# START OF DATA ROWS
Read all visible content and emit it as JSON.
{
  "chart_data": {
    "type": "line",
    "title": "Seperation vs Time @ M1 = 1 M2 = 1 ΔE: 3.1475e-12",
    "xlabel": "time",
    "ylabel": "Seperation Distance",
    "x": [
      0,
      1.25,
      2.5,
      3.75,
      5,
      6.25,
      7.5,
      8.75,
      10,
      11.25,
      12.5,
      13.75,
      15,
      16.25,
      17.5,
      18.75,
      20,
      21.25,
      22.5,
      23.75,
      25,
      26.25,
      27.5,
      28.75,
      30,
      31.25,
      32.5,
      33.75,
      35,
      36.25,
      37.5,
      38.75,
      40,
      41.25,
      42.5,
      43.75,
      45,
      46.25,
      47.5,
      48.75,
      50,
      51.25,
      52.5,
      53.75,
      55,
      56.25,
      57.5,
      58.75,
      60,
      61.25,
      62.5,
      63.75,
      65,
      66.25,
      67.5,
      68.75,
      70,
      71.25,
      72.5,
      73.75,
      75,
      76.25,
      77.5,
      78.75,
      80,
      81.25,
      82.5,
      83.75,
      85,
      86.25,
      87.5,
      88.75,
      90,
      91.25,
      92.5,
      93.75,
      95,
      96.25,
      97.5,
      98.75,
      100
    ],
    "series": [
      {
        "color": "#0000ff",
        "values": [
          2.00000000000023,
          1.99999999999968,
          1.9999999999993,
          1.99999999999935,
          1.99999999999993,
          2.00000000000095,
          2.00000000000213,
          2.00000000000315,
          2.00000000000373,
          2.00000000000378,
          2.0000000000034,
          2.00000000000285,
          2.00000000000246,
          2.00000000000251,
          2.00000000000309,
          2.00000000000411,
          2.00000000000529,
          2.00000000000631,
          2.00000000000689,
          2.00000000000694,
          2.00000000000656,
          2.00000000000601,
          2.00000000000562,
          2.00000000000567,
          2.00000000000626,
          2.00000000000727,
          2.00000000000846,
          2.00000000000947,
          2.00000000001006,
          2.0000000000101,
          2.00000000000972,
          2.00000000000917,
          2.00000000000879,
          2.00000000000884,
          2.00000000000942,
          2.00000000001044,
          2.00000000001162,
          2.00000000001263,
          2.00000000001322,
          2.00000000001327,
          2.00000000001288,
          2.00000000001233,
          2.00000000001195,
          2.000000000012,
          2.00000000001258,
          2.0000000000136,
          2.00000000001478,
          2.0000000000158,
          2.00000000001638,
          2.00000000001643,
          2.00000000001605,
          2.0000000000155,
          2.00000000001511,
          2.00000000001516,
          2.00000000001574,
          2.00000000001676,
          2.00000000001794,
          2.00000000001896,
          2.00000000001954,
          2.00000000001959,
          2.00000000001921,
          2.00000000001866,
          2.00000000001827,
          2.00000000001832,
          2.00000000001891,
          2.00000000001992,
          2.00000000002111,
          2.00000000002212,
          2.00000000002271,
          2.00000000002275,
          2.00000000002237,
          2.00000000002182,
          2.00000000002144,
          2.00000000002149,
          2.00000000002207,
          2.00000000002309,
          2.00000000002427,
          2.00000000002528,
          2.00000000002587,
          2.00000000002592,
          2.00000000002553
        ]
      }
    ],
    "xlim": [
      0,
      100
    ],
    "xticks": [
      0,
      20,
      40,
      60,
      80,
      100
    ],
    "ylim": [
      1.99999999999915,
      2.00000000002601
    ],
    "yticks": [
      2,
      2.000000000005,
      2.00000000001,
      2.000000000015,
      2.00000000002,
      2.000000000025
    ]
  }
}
# END OF DATA ROWS
WORK REQUIRED ▸
The records above are to be copied in full, exactly as written.

SOLUTION TO THE EXERCISE ▸
Read all visible content and emit it as JSON.
{
  "chart_data": {
    "type": "line",
    "title": "Seperation vs Time @ M1 = 1 M2 = 1 ΔE: 3.1475e-12",
    "xlabel": "time",
    "ylabel": "Seperation Distance",
    "x": [
      0,
      1.25,
      2.5,
      3.75,
      5,
      6.25,
      7.5,
      8.75,
      10,
      11.25,
      12.5,
      13.75,
      15,
      16.25,
      17.5,
      18.75,
      20,
      21.25,
      22.5,
      23.75,
      25,
      26.25,
      27.5,
      28.75,
      30,
      31.25,
      32.5,
      33.75,
      35,
      36.25,
      37.5,
      38.75,
      40,
      41.25,
      42.5,
      43.75,
      45,
      46.25,
      47.5,
      48.75,
      50,
      51.25,
      52.5,
      53.75,
      55,
      56.25,
      57.5,
      58.75,
      60,
      61.25,
      62.5,
      63.75,
      65,
      66.25,
      67.5,
      68.75,
      70,
      71.25,
      72.5,
      73.75,
      75,
      76.25,
      77.5,
      78.75,
      80,
      81.25,
      82.5,
      83.75,
      85,
      86.25,
      87.5,
      88.75,
      90,
      91.25,
      92.5,
      93.75,
      95,
      96.25,
      97.5,
      98.75,
      100
    ],
    "series": [
      {
        "color": "#0000ff",
        "values": [
          2.00000000000023,
          1.99999999999968,
          1.9999999999993,
          1.99999999999935,
          1.99999999999993,
          2.00000000000095,
          2.00000000000213,
          2.00000000000315,
          2.00000000000373,
          2.00000000000378,
          2.0000000000034,
          2.00000000000285,
          2.00000000000246,
          2.00000000000251,
          2.00000000000309,
          2.00000000000411,
          2.00000000000529,
          2.00000000000631,
          2.00000000000689,
          2.00000000000694,
          2.00000000000656,
          2.00000000000601,
          2.00000000000562,
          2.00000000000567,
          2.00000000000626,
          2.00000000000727,
          2.00000000000846,
          2.00000000000947,
          2.00000000001006,
          2.0000000000101,
          2.00000000000972,
          2.00000000000917,
          2.00000000000879,
          2.00000000000884,
          2.00000000000942,
          2.00000000001044,
          2.00000000001162,
          2.00000000001263,
          2.00000000001322,
          2.00000000001327,
          2.00000000001288,
          2.00000000001233,
          2.00000000001195,
          2.000000000012,
          2.00000000001258,
          2.0000000000136,
          2.00000000001478,
          2.0000000000158,
          2.00000000001638,
          2.00000000001643,
          2.00000000001605,
          2.0000000000155,
          2.00000000001511,
          2.00000000001516,
          2.00000000001574,
          2.00000000001676,
          2.00000000001794,
          2.00000000001896,
          2.00000000001954,
          2.00000000001959,
          2.00000000001921,
          2.00000000001866,
          2.00000000001827,
          2.00000000001832,
          2.00000000001891,
          2.00000000001992,
          2.00000000002111,
          2.00000000002212,
          2.00000000002271,
          2.00000000002275,
          2.00000000002237,
          2.00000000002182,
          2.00000000002144,
          2.00000000002149,
          2.00000000002207,
          2.00000000002309,
          2.00000000002427,
          2.00000000002528,
          2.00000000002587,
          2.00000000002592,
          2.00000000002553
        ]
      }
    ],
    "xlim": [
      0,
      100
    ],
    "xticks": [
      0,
      20,
      40,
      60,
      80,
      100
    ],
    "ylim": [
      1.99999999999915,
      2.00000000002601
    ],
    "yticks": [
      2,
      2.000000000005,
      2.00000000001,
      2.000000000015,
      2.00000000002,
      2.000000000025
    ]
  }
}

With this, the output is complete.